→ **THE PROBLEM**
Write the data out again in full, with no departure from the original.

→ **SOURCE MATERIAL**
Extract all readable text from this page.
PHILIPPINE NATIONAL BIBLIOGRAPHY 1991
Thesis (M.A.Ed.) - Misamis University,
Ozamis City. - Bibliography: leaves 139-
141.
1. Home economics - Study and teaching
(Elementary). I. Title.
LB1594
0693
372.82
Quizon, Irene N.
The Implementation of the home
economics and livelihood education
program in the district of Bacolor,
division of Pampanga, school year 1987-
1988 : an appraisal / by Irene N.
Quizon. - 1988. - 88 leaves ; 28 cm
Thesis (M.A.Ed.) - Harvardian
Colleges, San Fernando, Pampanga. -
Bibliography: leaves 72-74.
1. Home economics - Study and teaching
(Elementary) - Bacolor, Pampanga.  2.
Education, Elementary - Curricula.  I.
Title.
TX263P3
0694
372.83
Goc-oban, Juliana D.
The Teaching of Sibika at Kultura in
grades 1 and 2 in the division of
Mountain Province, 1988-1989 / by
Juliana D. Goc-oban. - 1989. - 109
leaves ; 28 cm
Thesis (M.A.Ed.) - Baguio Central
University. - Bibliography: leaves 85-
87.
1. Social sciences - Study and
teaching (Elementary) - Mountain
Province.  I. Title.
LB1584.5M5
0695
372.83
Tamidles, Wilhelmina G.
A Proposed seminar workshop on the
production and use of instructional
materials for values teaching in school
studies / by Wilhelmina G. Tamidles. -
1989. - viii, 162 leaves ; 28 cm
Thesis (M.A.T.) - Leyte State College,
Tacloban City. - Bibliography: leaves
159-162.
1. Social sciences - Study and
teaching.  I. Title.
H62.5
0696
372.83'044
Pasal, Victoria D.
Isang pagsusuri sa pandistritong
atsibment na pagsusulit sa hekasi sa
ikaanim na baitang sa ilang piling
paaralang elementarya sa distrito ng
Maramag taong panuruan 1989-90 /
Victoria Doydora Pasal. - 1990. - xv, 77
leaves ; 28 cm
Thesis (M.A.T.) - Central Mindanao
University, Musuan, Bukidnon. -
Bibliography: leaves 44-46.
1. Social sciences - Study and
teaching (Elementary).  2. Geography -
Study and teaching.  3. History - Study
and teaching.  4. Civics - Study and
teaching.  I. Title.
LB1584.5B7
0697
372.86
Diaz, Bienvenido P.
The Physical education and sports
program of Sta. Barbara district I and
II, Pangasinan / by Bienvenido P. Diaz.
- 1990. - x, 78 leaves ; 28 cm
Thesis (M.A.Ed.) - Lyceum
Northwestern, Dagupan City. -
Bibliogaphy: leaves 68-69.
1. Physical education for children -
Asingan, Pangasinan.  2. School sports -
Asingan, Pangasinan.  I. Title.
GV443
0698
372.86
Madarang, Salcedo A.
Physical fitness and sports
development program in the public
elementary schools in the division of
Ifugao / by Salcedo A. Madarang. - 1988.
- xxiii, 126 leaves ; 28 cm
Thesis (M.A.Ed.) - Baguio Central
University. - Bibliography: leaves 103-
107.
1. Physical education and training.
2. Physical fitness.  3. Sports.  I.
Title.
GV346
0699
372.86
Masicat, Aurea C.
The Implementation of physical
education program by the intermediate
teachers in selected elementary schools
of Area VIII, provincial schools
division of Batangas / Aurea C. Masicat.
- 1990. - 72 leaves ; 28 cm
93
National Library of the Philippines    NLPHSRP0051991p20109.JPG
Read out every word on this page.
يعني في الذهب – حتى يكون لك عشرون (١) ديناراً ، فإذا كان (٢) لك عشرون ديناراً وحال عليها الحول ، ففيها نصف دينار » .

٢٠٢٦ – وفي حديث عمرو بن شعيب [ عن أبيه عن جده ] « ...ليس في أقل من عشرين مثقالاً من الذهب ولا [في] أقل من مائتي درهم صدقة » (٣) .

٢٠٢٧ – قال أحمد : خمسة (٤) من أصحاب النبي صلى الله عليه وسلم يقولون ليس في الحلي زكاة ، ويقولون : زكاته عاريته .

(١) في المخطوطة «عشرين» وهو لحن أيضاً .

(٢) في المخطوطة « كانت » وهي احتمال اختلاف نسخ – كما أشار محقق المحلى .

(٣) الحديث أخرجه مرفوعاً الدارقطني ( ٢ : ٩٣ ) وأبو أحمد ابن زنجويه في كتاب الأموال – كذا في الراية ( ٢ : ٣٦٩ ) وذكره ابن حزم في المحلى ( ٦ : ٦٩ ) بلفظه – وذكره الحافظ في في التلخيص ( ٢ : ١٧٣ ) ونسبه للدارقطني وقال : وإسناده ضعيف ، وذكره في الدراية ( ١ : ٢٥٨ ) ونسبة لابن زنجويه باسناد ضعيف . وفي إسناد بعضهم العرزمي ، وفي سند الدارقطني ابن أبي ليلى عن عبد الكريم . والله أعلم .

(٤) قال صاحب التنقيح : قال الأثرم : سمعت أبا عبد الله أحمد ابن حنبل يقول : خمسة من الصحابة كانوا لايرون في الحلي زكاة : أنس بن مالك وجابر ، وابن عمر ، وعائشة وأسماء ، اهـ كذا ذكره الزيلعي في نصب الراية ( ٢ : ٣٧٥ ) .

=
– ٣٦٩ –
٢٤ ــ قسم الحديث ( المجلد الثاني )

→ **COMPLETED EXERCISE**
Extract all readable text from this page.
PHILIPPINE NATIONAL BIBLIOGRAPHY 1991
Thesis (M.A.Ed.) - Misamis University,
Ozamis City. - Bibliography: leaves 139-
141.
1. Home economics - Study and teaching
(Elementary). I. Title.
LB1594
0693
372.82
Quizon, Irene N.
The Implementation of the home
economics and livelihood education
program in the district of Bacolor,
division of Pampanga, school year 1987-
1988 : an appraisal / by Irene N.
Quizon. - 1988. - 88 leaves ; 28 cm
Thesis (M.A.Ed.) - Harvardian
Colleges, San Fernando, Pampanga. -
Bibliography: leaves 72-74.
1. Home economics - Study and teaching
(Elementary) - Bacolor, Pampanga.  2.
Education, Elementary - Curricula.  I.
Title.
TX263P3
0694
372.83
Goc-oban, Juliana D.
The Teaching of Sibika at Kultura in
grades 1 and 2 in the division of
Mountain Province, 1988-1989 / by
Juliana D. Goc-oban. - 1989. - 109
leaves ; 28 cm
Thesis (M.A.Ed.) - Baguio Central
University. - Bibliography: leaves 85-
87.
1. Social sciences - Study and
teaching (Elementary) - Mountain
Province.  I. Title.
LB1584.5M5
0695
372.83
Tamidles, Wilhelmina G.
A Proposed seminar workshop on the
production and use of instructional
materials for values teaching in school
studies / by Wilhelmina G. Tamidles. -
1989. - viii, 162 leaves ; 28 cm
Thesis (M.A.T.) - Leyte State College,
Tacloban City. - Bibliography: leaves
159-162.
1. Social sciences - Study and
teaching.  I. Title.
H62.5
0696
372.83'044
Pasal, Victoria D.
Isang pagsusuri sa pandistritong
atsibment na pagsusulit sa hekasi sa
ikaanim na baitang sa ilang piling
paaralang elementarya sa distrito ng
Maramag taong panuruan 1989-90 /
Victoria Doydora Pasal. - 1990. - xv, 77
leaves ; 28 cm
Thesis (M.A.T.) - Central Mindanao
University, Musuan, Bukidnon. -
Bibliography: leaves 44-46.
1. Social sciences - Study and
teaching (Elementary).  2. Geography -
Study and teaching.  3. History - Study
and teaching.  4. Civics - Study and
teaching.  I. Title.
LB1584.5B7
0697
372.86
Diaz, Bienvenido P.
The Physical education and sports
program of Sta. Barbara district I and
II, Pangasinan / by Bienvenido P. Diaz.
- 1990. - x, 78 leaves ; 28 cm
Thesis (M.A.Ed.) - Lyceum
Northwestern, Dagupan City. -
Bibliogaphy: leaves 68-69.
1. Physical education for children -
Asingan, Pangasinan.  2. School sports -
Asingan, Pangasinan.  I. Title.
GV443
0698
372.86
Madarang, Salcedo A.
Physical fitness and sports
development program in the public
elementary schools in the division of
Ifugao / by Salcedo A. Madarang. - 1988.
- xxiii, 126 leaves ; 28 cm
Thesis (M.A.Ed.) - Baguio Central
University. - Bibliography: leaves 103-
107.
1. Physical education and training.
2. Physical fitness.  3. Sports.  I.
Title.
GV346
0699
372.86
Masicat, Aurea C.
The Implementation of physical
education program by the intermediate
teachers in selected elementary schools
of Area VIII, provincial schools
division of Batangas / Aurea C. Masicat.
- 1990. - 72 leaves ; 28 cm
93
National Library of the Philippines    NLPHSRP0051991p20109.JPG
Read out every word on this page.
يعني في الذهب – حتى يكون لك عشرون (١) ديناراً ، فإذا كان (٢) لك عشرون ديناراً وحال عليها الحول ، ففيها نصف دينار » .

٢٠٢٦ – وفي حديث عمرو بن شعيب [ عن أبيه عن جده ] « ...ليس في أقل من عشرين مثقالاً من الذهب ولا [في] أقل من مائتي درهم صدقة » (٣) .

٢٠٢٧ – قال أحمد : خمسة (٤) من أصحاب النبي صلى الله عليه وسلم يقولون ليس في الحلي زكاة ، ويقولون : زكاته عاريته .

(١) في المخطوطة «عشرين» وهو لحن أيضاً .

(٢) في المخطوطة « كانت » وهي احتمال اختلاف نسخ – كما أشار محقق المحلى .

(٣) الحديث أخرجه مرفوعاً الدارقطني ( ٢ : ٩٣ ) وأبو أحمد ابن زنجويه في كتاب الأموال – كذا في الراية ( ٢ : ٣٦٩ ) وذكره ابن حزم في المحلى ( ٦ : ٦٩ ) بلفظه – وذكره الحافظ في في التلخيص ( ٢ : ١٧٣ ) ونسبه للدارقطني وقال : وإسناده ضعيف ، وذكره في الدراية ( ١ : ٢٥٨ ) ونسبة لابن زنجويه باسناد ضعيف . وفي إسناد بعضهم العرزمي ، وفي سند الدارقطني ابن أبي ليلى عن عبد الكريم . والله أعلم .

(٤) قال صاحب التنقيح : قال الأثرم : سمعت أبا عبد الله أحمد ابن حنبل يقول : خمسة من الصحابة كانوا لايرون في الحلي زكاة : أنس بن مالك وجابر ، وابن عمر ، وعائشة وأسماء ، اهـ كذا ذكره الزيلعي في نصب الراية ( ٢ : ٣٧٥ ) .

=
– ٣٦٩ –
٢٤ ــ قسم الحديث ( المجلد الثاني )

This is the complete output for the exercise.